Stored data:
• • • •
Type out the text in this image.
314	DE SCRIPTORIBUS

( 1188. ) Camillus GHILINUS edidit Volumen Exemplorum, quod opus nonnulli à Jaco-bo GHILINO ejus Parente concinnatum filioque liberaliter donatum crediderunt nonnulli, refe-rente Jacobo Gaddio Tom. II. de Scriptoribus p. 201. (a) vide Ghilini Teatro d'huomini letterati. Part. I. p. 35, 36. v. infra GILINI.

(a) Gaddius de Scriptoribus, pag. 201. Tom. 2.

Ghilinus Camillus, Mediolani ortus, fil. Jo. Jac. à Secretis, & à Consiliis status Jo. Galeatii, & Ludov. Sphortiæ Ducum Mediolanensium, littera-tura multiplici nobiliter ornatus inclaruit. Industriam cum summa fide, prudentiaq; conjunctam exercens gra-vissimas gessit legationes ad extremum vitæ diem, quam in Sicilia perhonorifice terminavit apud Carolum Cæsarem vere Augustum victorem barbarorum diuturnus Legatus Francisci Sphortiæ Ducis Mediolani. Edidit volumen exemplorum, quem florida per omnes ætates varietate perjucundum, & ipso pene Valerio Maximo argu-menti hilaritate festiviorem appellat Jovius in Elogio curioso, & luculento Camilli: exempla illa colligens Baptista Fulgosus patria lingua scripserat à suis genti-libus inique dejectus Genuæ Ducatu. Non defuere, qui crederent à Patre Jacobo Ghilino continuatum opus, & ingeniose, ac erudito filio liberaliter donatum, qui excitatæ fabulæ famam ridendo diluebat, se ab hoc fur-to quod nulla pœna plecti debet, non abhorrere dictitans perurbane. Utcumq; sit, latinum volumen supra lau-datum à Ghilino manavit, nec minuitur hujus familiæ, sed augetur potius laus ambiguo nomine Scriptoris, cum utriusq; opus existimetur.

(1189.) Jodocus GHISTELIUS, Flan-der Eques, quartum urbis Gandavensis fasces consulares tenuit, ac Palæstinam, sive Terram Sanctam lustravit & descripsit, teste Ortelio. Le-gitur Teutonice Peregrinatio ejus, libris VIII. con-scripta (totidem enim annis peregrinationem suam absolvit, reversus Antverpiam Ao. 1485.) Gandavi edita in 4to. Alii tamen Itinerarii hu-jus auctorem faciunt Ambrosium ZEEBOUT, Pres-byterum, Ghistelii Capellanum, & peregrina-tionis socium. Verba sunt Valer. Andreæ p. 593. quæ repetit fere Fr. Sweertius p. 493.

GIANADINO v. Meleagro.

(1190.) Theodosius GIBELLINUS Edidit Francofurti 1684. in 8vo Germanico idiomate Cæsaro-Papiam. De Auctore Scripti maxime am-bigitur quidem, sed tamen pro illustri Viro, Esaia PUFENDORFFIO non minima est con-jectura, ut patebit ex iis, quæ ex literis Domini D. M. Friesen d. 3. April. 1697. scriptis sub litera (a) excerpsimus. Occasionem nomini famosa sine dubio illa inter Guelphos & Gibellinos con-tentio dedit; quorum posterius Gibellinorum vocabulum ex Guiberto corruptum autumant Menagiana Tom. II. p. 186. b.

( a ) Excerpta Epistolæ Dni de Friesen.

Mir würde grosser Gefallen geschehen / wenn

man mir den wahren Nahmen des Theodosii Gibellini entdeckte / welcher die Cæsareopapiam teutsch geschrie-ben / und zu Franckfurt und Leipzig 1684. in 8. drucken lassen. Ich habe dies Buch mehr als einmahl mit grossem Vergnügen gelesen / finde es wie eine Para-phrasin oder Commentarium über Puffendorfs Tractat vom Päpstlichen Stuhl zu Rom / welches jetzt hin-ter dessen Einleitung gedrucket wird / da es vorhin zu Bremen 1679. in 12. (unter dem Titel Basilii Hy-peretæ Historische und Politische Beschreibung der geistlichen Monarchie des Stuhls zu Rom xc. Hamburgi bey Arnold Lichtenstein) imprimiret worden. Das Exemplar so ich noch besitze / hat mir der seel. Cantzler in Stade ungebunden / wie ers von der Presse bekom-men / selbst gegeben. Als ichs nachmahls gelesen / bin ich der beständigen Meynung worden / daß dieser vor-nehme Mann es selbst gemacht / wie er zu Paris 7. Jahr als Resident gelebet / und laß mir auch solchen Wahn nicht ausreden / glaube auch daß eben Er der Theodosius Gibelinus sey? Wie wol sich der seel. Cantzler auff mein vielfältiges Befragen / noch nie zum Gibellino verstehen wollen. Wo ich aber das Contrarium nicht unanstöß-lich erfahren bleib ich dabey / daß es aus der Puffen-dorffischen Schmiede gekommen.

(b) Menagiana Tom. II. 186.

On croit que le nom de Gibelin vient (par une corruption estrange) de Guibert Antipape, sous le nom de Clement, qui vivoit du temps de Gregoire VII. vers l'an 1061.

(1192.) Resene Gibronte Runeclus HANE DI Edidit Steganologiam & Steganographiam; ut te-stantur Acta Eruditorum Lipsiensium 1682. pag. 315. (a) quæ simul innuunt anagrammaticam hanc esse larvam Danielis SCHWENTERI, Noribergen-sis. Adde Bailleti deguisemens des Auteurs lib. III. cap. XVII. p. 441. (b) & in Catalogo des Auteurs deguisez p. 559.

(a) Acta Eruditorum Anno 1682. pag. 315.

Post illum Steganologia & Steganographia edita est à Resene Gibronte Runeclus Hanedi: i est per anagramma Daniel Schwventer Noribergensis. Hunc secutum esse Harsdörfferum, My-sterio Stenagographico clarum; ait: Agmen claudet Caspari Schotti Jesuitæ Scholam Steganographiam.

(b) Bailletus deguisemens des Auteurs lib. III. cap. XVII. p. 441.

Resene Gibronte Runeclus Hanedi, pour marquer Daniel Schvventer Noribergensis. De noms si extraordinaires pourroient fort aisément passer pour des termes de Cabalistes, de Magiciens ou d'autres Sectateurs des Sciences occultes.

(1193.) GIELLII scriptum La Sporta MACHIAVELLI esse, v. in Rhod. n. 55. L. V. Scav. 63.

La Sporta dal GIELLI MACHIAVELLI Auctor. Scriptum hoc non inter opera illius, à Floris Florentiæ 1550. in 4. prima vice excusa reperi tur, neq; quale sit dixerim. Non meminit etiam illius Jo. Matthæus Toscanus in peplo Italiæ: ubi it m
• • • •
*What this task involves*
Go through the entries above and pull out each line with "MACHIAVELLI" in it.

*Response to this exercise*
(1193.) GIELLII scriptum La Sporta MACHIAVELLI esse, v. in Rhod. n. 55. L. V. Scav. 63.
La Sporta dal GIELLI MACHIAVELLI Auctor. Scriptum hoc non inter opera illius, à Floris Florentiæ 1550. in 4. prima vice excusa reperi tur, neq; quale sit dixerim. Non meminit etiam illius Jo. Matthæus Toscanus in peplo Italiæ: ubi it m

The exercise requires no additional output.